- **WRITTEN REQUEST**: Transcribe the records that follow exactly. Skip the pictures.

- **MATERIAL**:
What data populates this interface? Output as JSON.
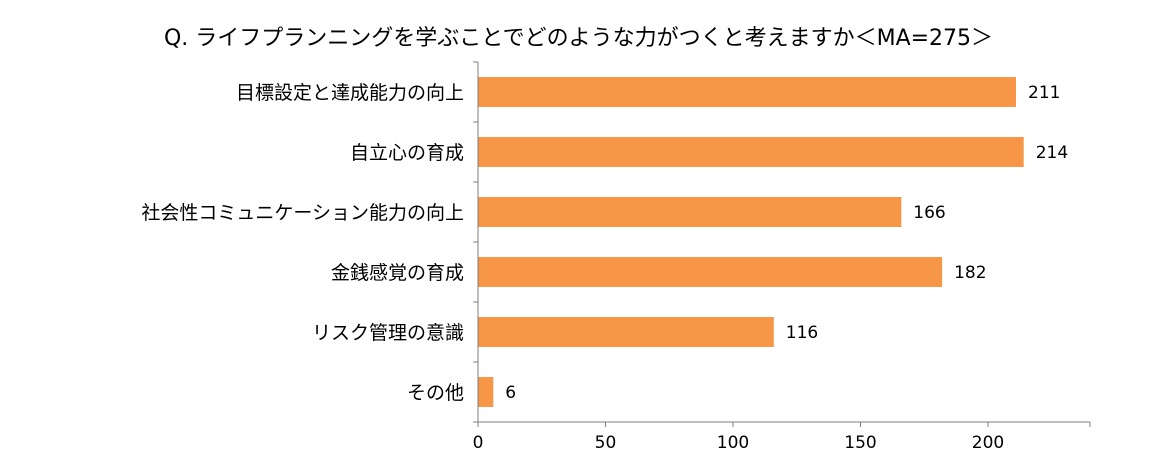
{
  "chart_data": {
    "type": "bar",
    "orientation": "horizontal",
    "title": "Q. ライフプランニングを学ぶことでどのような力がつくと考えますか＜MA=275＞",
    "categories": [
      "目標設定と達成能力の向上",
      "自立心の育成",
      "社会性コミュニケーション能力の向上",
      "金銭感覚の育成",
      "リスク管理の意識",
      "その他"
    ],
    "values": [
      211,
      214,
      166,
      182,
      116,
      6
    ],
    "data_labels": [
      "211",
      "214",
      "166",
      "182",
      "116",
      "6"
    ],
    "xlim": [
      0,
      240
    ],
    "x_ticks": [
      0,
      50,
      100,
      150,
      200
    ],
    "x_tick_labels": [
      "0",
      "50",
      "100",
      "150",
      "200"
    ],
    "bar_color": "#F79646",
    "grid": false,
    "legend": "none"
  }
}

- **CORRECT ANSWER**:
What data populates this interface? Output as JSON.
{
  "chart_data": {
    "type": "bar",
    "orientation": "horizontal",
    "title": "Q. ライフプランニングを学ぶことでどのような力がつくと考えますか＜MA=275＞",
    "categories": [
      "目標設定と達成能力の向上",
      "自立心の育成",
      "社会性コミュニケーション能力の向上",
      "金銭感覚の育成",
      "リスク管理の意識",
      "その他"
    ],
    "values": [
      211,
      214,
      166,
      182,
      116,
      6
    ],
    "data_labels": [
      "211",
      "214",
      "166",
      "182",
      "116",
      "6"
    ],
    "xlim": [
      0,
      240
    ],
    "x_ticks": [
      0,
      50,
      100,
      150,
      200
    ],
    "x_tick_labels": [
      "0",
      "50",
      "100",
      "150",
      "200"
    ],
    "bar_color": "#F79646",
    "grid": false,
    "legend": "none"
  }
}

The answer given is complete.